▶ WHAT IS EXPECTED
Without the images, write out the whole listing exactly.

[Data entries]
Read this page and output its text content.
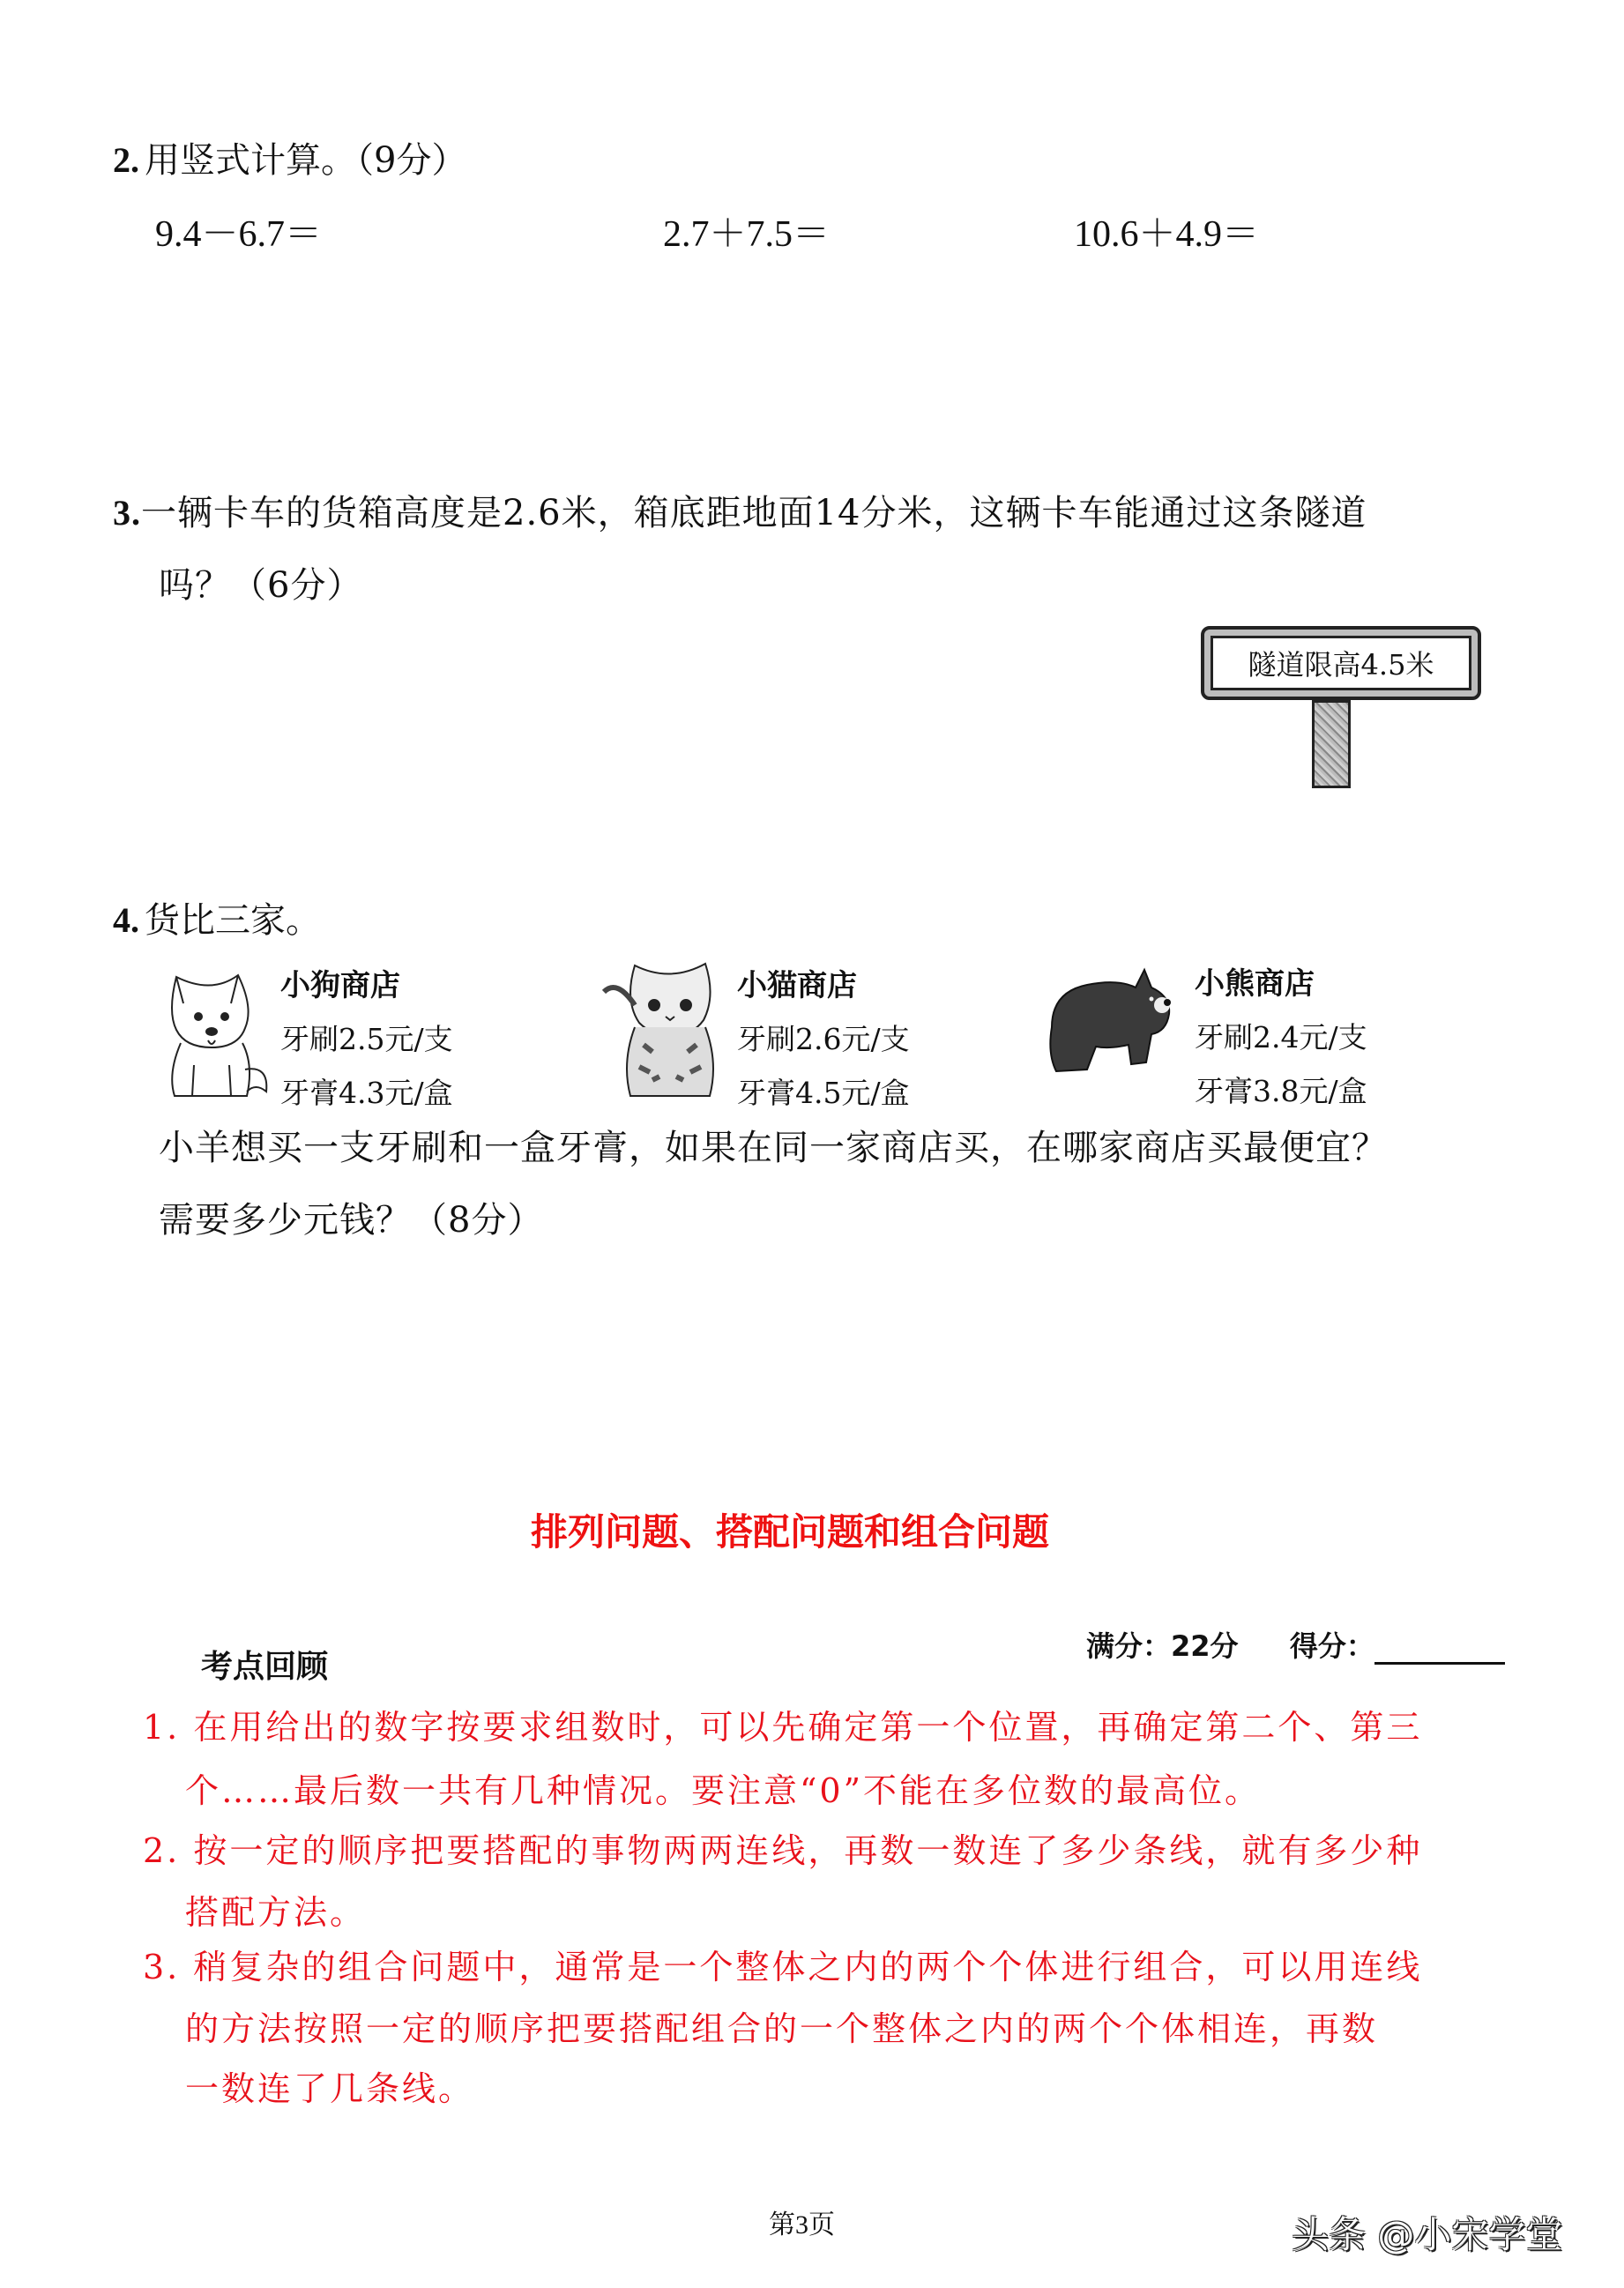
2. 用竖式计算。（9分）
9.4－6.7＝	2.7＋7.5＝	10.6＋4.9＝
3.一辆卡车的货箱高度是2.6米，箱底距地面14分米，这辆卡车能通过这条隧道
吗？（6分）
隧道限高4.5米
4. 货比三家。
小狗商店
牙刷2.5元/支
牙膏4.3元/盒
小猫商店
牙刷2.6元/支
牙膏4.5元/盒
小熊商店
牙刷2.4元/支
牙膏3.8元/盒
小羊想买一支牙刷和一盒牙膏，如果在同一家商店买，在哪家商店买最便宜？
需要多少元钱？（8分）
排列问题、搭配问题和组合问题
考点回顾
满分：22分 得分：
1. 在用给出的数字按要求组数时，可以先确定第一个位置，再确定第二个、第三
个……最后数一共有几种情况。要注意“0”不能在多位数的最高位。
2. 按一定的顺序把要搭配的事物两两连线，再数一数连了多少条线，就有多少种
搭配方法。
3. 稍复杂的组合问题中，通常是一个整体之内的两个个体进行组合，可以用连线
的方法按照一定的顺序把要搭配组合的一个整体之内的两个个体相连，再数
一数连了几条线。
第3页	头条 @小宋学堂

▶ SOLUTION TO THE PROBLEM
Read this page and output its text content.
2. 用竖式计算。（9分）
9.4－6.7＝	2.7＋7.5＝	10.6＋4.9＝
3.一辆卡车的货箱高度是2.6米，箱底距地面14分米，这辆卡车能通过这条隧道
吗？（6分）
隧道限高4.5米
4. 货比三家。
小狗商店
牙刷2.5元/支
牙膏4.3元/盒
小猫商店
牙刷2.6元/支
牙膏4.5元/盒
小熊商店
牙刷2.4元/支
牙膏3.8元/盒
小羊想买一支牙刷和一盒牙膏，如果在同一家商店买，在哪家商店买最便宜？
需要多少元钱？（8分）
排列问题、搭配问题和组合问题
考点回顾
满分：22分 得分：
1. 在用给出的数字按要求组数时，可以先确定第一个位置，再确定第二个、第三
个……最后数一共有几种情况。要注意“0”不能在多位数的最高位。
2. 按一定的顺序把要搭配的事物两两连线，再数一数连了多少条线，就有多少种
搭配方法。
3. 稍复杂的组合问题中，通常是一个整体之内的两个个体进行组合，可以用连线
的方法按照一定的顺序把要搭配组合的一个整体之内的两个个体相连，再数
一数连了几条线。
第3页	头条 @小宋学堂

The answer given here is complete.